Go through the data below. Pull out every line that has the word "this".

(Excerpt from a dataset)
..........
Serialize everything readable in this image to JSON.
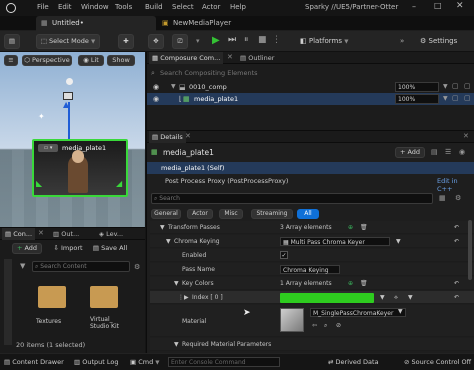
{
  "app": {
    "title": "Sparky //UE5/Partner-Otter",
    "menu": [
      "File",
      "Edit",
      "Window",
      "Tools",
      "Build",
      "Select",
      "Actor",
      "Help"
    ],
    "tabs": [
      {
        "label": "Untitled•"
      },
      {
        "label": "NewMediaPlayer"
      }
    ]
  },
  "toolbar": {
    "select_mode": "Select Mode",
    "platforms": "Platforms",
    "settings": "Settings"
  },
  "viewport": {
    "perspective": "Perspective",
    "lit": "Lit",
    "show": "Show",
    "plate_label": "media_plate1"
  },
  "composure": {
    "tab_label": "Composure Com...",
    "outliner_label": "Outliner",
    "search_placeholder": "Search Compositing Elements",
    "rows": [
      {
        "name": "0010_comp",
        "percent": "100%"
      },
      {
        "name": "media_plate1",
        "percent": "100%"
      }
    ]
  },
  "details": {
    "tab_label": "Details",
    "header_title": "media_plate1",
    "add_label": "+ Add",
    "self_row": "media_plate1 (Self)",
    "post_process": "Post Process Proxy (PostProcessProxy)",
    "edit_in_cpp": "Edit in C++",
    "search_placeholder": "Search",
    "filter_tabs": [
      "General",
      "Actor",
      "Misc",
      "Streaming",
      "All"
    ],
    "active_filter": "All",
    "properties": {
      "transform_passes": {
        "label": "Transform Passes",
        "value": "3 Array elements"
      },
      "chroma_keying": {
        "label": "Chroma Keying",
        "value": "Multi Pass Chroma Keyer"
      },
      "enabled": {
        "label": "Enabled"
      },
      "pass_name": {
        "label": "Pass Name",
        "value": "Chroma Keying"
      },
      "key_colors": {
        "label": "Key Colors",
        "value": "1 Array elements"
      },
      "index": {
        "label": "Index [ 0 ]",
        "color": "#2ecc1f"
      },
      "material": {
        "label": "Material",
        "value": "M_SinglePassChromaKeyer"
      },
      "required_params": {
        "label": "Required Material Parameters"
      }
    }
  },
  "content_browser": {
    "tabs": [
      "Con...",
      "Out...",
      "Lev..."
    ],
    "add_label": "Add",
    "import_label": "Import",
    "save_all_label": "Save All",
    "search_placeholder": "Search Content",
    "items": [
      {
        "name": "Textures"
      },
      {
        "name": "Virtual_\nStudio Kit"
      }
    ],
    "status": "20 items (1 selected)"
  },
  "statusbar": {
    "content_drawer": "Content Drawer",
    "output_log": "Output Log",
    "cmd": "Cmd",
    "console_placeholder": "Enter Console Command",
    "derived_data": "Derived Data",
    "source_control": "Source Control Off"
  },
  "colors": {
    "accent_blue": "#0f70d8",
    "selection_row": "#243a5a",
    "key_green": "#2ecc1f",
    "play_green": "#34c134"
  }
}
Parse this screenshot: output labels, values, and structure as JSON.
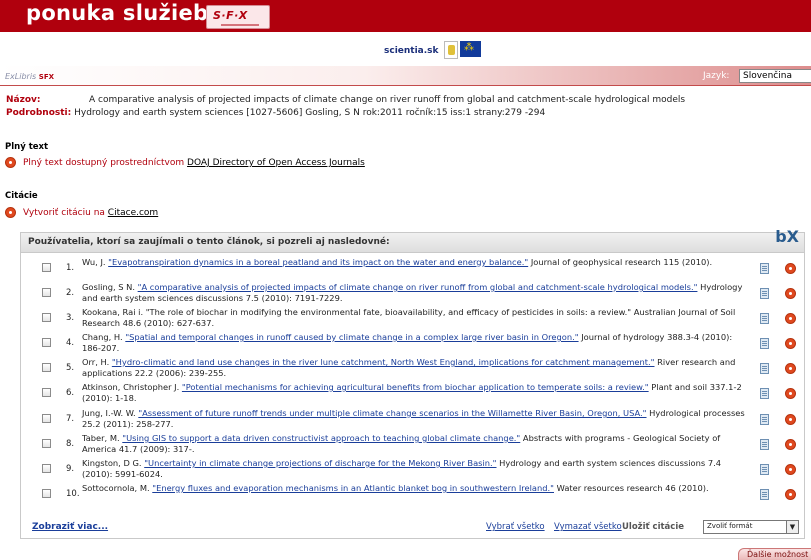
{
  "header": {
    "title": "ponuka služieb",
    "sfx_logo": "S·F·X",
    "scientia": "scientia.sk"
  },
  "bar": {
    "brand": "ExLibris",
    "brand_suffix": "SFX",
    "language_label": "Jazyk:",
    "language_value": "Slovenčina"
  },
  "meta": {
    "title_label": "Názov:",
    "title_value": "A comparative analysis of projected impacts of climate change on river runoff from global and catchment-scale hydrological models",
    "details_label": "Podrobnosti:",
    "details_value": "Hydrology and earth system sciences [1027-5606] Gosling, S N rok:2011 ročník:15 iss:1 strany:279 -294"
  },
  "fulltext": {
    "heading": "Plný text",
    "text": "Plný text dostupný prostredníctvom",
    "link": "DOAJ Directory of Open Access Journals"
  },
  "citations": {
    "heading": "Citácie",
    "text": "Vytvoriť citáciu na",
    "link": "Citace.com"
  },
  "related": {
    "heading": "Používatelia, ktorí sa zaujímali o tento článok, si pozreli aj nasledovné:",
    "bx": "bX",
    "items": [
      {
        "num": "1.",
        "author": "Wu, J.",
        "title": "\"Evapotranspiration dynamics in a boreal peatland and its impact on the water and energy balance.\"",
        "rest": "Journal of geophysical research 115 (2010)."
      },
      {
        "num": "2.",
        "author": "Gosling, S N.",
        "title": "\"A comparative analysis of projected impacts of climate change on river runoff from global and catchment-scale hydrological models.\"",
        "rest": "Hydrology and earth system sciences discussions 7.5 (2010): 7191-7229."
      },
      {
        "num": "3.",
        "author": "Kookana, Rai i.",
        "title": "",
        "rest": "\"The role of biochar in modifying the environmental fate, bioavailability, and efficacy of pesticides in soils: a review.\" Australian Journal of Soil Research 48.6 (2010): 627-637."
      },
      {
        "num": "4.",
        "author": "Chang, H.",
        "title": "\"Spatial and temporal changes in runoff caused by climate change in a complex large river basin in Oregon.\"",
        "rest": "Journal of hydrology 388.3-4 (2010): 186-207."
      },
      {
        "num": "5.",
        "author": "Orr, H.",
        "title": "\"Hydro-climatic and land use changes in the river lune catchment, North West England, implications for catchment management.\"",
        "rest": "River research and applications 22.2 (2006): 239-255."
      },
      {
        "num": "6.",
        "author": "Atkinson, Christopher J.",
        "title": "\"Potential mechanisms for achieving agricultural benefits from biochar application to temperate soils: a review.\"",
        "rest": "Plant and soil 337.1-2 (2010): 1-18."
      },
      {
        "num": "7.",
        "author": "Jung, I.-W. W.",
        "title": "\"Assessment of future runoff trends under multiple climate change scenarios in the Willamette River Basin, Oregon, USA.\"",
        "rest": "Hydrological processes 25.2 (2011): 258-277."
      },
      {
        "num": "8.",
        "author": "Taber, M.",
        "title": "\"Using GIS to support a data driven constructivist approach to teaching global climate change.\"",
        "rest": "Abstracts with programs - Geological Society of America 41.7 (2009): 317-."
      },
      {
        "num": "9.",
        "author": "Kingston, D G.",
        "title": "\"Uncertainty in climate change projections of discharge for the Mekong River Basin.\"",
        "rest": "Hydrology and earth system sciences discussions 7.4 (2010): 5991-6024."
      },
      {
        "num": "10.",
        "author": "Sottocornola, M.",
        "title": "\"Energy fluxes and evaporation mechanisms in an Atlantic blanket bog in southwestern Ireland.\"",
        "rest": "Water resources research 46 (2010)."
      }
    ],
    "show_more": "Zobraziť viac...",
    "select_all": "Vybrať všetko",
    "delete_all": "Vymazať všetko",
    "save_label": "Uložiť citácie",
    "format_value": "Zvoliť formát",
    "more_options": "Ďalšie možnost"
  }
}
..........
* RESPONSE TO THE EXERCISE *
Serialize everything readable in this image to JSON.
Parse this screenshot: output labels, values, and structure as JSON.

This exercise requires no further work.